### EXERCISE DETAILS
The records below are to be repeated in full, exactly as they are.

### PROVIDED ENTRIES
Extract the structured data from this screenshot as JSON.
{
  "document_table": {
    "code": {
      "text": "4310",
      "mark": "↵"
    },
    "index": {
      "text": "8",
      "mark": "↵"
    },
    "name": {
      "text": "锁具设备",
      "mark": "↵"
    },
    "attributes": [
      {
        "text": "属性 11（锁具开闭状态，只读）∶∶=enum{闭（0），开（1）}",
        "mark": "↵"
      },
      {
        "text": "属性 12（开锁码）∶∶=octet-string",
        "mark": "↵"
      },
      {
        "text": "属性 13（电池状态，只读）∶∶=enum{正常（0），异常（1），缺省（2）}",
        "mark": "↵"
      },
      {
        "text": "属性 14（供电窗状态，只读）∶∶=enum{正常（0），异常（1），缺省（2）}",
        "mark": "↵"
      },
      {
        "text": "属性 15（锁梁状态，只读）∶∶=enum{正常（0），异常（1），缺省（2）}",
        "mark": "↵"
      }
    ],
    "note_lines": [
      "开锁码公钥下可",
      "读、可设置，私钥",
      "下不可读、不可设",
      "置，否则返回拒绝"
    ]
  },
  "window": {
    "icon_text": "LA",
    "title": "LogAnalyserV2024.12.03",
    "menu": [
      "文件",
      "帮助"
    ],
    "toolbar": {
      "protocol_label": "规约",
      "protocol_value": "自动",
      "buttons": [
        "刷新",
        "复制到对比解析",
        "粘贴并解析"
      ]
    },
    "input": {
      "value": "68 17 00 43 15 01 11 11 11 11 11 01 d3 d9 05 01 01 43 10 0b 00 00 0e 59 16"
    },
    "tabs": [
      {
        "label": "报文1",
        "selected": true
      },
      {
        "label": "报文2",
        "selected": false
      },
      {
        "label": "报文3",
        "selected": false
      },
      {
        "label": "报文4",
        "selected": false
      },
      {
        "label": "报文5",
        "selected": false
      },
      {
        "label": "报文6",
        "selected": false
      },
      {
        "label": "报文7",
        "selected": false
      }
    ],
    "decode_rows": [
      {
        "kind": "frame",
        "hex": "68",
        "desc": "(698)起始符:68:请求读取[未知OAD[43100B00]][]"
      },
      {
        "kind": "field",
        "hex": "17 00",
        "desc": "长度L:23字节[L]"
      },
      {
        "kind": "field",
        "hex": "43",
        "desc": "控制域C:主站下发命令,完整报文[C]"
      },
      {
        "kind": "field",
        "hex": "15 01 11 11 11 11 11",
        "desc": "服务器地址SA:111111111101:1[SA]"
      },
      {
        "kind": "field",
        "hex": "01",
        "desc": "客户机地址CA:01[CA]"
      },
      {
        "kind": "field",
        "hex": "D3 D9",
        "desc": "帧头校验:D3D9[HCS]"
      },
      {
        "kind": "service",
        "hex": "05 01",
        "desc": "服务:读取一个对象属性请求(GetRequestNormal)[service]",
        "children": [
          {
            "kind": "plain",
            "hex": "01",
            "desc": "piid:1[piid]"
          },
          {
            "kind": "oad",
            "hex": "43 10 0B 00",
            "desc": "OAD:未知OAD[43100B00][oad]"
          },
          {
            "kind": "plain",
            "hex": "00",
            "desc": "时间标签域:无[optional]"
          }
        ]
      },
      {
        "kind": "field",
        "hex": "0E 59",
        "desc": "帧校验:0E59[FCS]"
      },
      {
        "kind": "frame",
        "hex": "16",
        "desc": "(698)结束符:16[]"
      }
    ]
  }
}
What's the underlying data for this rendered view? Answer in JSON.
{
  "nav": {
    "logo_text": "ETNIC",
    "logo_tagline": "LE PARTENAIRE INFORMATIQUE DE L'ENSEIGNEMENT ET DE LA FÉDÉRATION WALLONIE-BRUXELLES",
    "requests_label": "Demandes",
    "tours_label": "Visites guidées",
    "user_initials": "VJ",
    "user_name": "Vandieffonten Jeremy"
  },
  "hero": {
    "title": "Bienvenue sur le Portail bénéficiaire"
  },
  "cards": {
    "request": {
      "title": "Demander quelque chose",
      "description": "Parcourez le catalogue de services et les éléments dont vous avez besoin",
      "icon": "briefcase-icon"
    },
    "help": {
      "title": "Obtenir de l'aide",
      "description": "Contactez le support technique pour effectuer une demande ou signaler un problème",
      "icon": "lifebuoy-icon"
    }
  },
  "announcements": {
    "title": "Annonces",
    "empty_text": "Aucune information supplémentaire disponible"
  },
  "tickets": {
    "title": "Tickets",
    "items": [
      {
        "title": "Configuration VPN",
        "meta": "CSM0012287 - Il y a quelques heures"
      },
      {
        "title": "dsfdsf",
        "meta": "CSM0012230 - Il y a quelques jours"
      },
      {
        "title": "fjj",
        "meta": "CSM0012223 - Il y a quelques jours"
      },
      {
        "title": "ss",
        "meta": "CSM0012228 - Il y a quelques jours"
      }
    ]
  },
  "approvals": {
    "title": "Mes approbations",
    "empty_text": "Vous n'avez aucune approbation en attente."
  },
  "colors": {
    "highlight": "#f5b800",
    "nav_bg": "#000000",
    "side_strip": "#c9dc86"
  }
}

### TASK SOLUTION
Extract the structured data from this screenshot as JSON.
{
  "document_table": {
    "code": {
      "text": "4310",
      "mark": "↵"
    },
    "index": {
      "text": "8",
      "mark": "↵"
    },
    "name": {
      "text": "锁具设备",
      "mark": "↵"
    },
    "attributes": [
      {
        "text": "属性 11（锁具开闭状态，只读）∶∶=enum{闭（0），开（1）}",
        "mark": "↵"
      },
      {
        "text": "属性 12（开锁码）∶∶=octet-string",
        "mark": "↵"
      },
      {
        "text": "属性 13（电池状态，只读）∶∶=enum{正常（0），异常（1），缺省（2）}",
        "mark": "↵"
      },
      {
        "text": "属性 14（供电窗状态，只读）∶∶=enum{正常（0），异常（1），缺省（2）}",
        "mark": "↵"
      },
      {
        "text": "属性 15（锁梁状态，只读）∶∶=enum{正常（0），异常（1），缺省（2）}",
        "mark": "↵"
      }
    ],
    "note_lines": [
      "开锁码公钥下可",
      "读、可设置，私钥",
      "下不可读、不可设",
      "置，否则返回拒绝"
    ]
  },
  "window": {
    "icon_text": "LA",
    "title": "LogAnalyserV2024.12.03",
    "menu": [
      "文件",
      "帮助"
    ],
    "toolbar": {
      "protocol_label": "规约",
      "protocol_value": "自动",
      "buttons": [
        "刷新",
        "复制到对比解析",
        "粘贴并解析"
      ]
    },
    "input": {
      "value": "68 17 00 43 15 01 11 11 11 11 11 01 d3 d9 05 01 01 43 10 0b 00 00 0e 59 16"
    },
    "tabs": [
      {
        "label": "报文1",
        "selected": true
      },
      {
        "label": "报文2",
        "selected": false
      },
      {
        "label": "报文3",
        "selected": false
      },
      {
        "label": "报文4",
        "selected": false
      },
      {
        "label": "报文5",
        "selected": false
      },
      {
        "label": "报文6",
        "selected": false
      },
      {
        "label": "报文7",
        "selected": false
      }
    ],
    "decode_rows": [
      {
        "kind": "frame",
        "hex": "68",
        "desc": "(698)起始符:68:请求读取[未知OAD[43100B00]][]"
      },
      {
        "kind": "field",
        "hex": "17 00",
        "desc": "长度L:23字节[L]"
      },
      {
        "kind": "field",
        "hex": "43",
        "desc": "控制域C:主站下发命令,完整报文[C]"
      },
      {
        "kind": "field",
        "hex": "15 01 11 11 11 11 11",
        "desc": "服务器地址SA:111111111101:1[SA]"
      },
      {
        "kind": "field",
        "hex": "01",
        "desc": "客户机地址CA:01[CA]"
      },
      {
        "kind": "field",
        "hex": "D3 D9",
        "desc": "帧头校验:D3D9[HCS]"
      },
      {
        "kind": "service",
        "hex": "05 01",
        "desc": "服务:读取一个对象属性请求(GetRequestNormal)[service]",
        "children": [
          {
            "kind": "plain",
            "hex": "01",
            "desc": "piid:1[piid]"
          },
          {
            "kind": "oad",
            "hex": "43 10 0B 00",
            "desc": "OAD:未知OAD[43100B00][oad]"
          },
          {
            "kind": "plain",
            "hex": "00",
            "desc": "时间标签域:无[optional]"
          }
        ]
      },
      {
        "kind": "field",
        "hex": "0E 59",
        "desc": "帧校验:0E59[FCS]"
      },
      {
        "kind": "frame",
        "hex": "16",
        "desc": "(698)结束符:16[]"
      }
    ]
  }
}
What's the underlying data for this rendered view? Answer in JSON.
{
  "nav": {
    "logo_text": "ETNIC",
    "logo_tagline": "LE PARTENAIRE INFORMATIQUE DE L'ENSEIGNEMENT ET DE LA FÉDÉRATION WALLONIE-BRUXELLES",
    "requests_label": "Demandes",
    "tours_label": "Visites guidées",
    "user_initials": "VJ",
    "user_name": "Vandieffonten Jeremy"
  },
  "hero": {
    "title": "Bienvenue sur le Portail bénéficiaire"
  },
  "cards": {
    "request": {
      "title": "Demander quelque chose",
      "description": "Parcourez le catalogue de services et les éléments dont vous avez besoin",
      "icon": "briefcase-icon"
    },
    "help": {
      "title": "Obtenir de l'aide",
      "description": "Contactez le support technique pour effectuer une demande ou signaler un problème",
      "icon": "lifebuoy-icon"
    }
  },
  "announcements": {
    "title": "Annonces",
    "empty_text": "Aucune information supplémentaire disponible"
  },
  "tickets": {
    "title": "Tickets",
    "items": [
      {
        "title": "Configuration VPN",
        "meta": "CSM0012287 - Il y a quelques heures"
      },
      {
        "title": "dsfdsf",
        "meta": "CSM0012230 - Il y a quelques jours"
      },
      {
        "title": "fjj",
        "meta": "CSM0012223 - Il y a quelques jours"
      },
      {
        "title": "ss",
        "meta": "CSM0012228 - Il y a quelques jours"
      }
    ]
  },
  "approvals": {
    "title": "Mes approbations",
    "empty_text": "Vous n'avez aucune approbation en attente."
  },
  "colors": {
    "highlight": "#f5b800",
    "nav_bg": "#000000",
    "side_strip": "#c9dc86"
  }
}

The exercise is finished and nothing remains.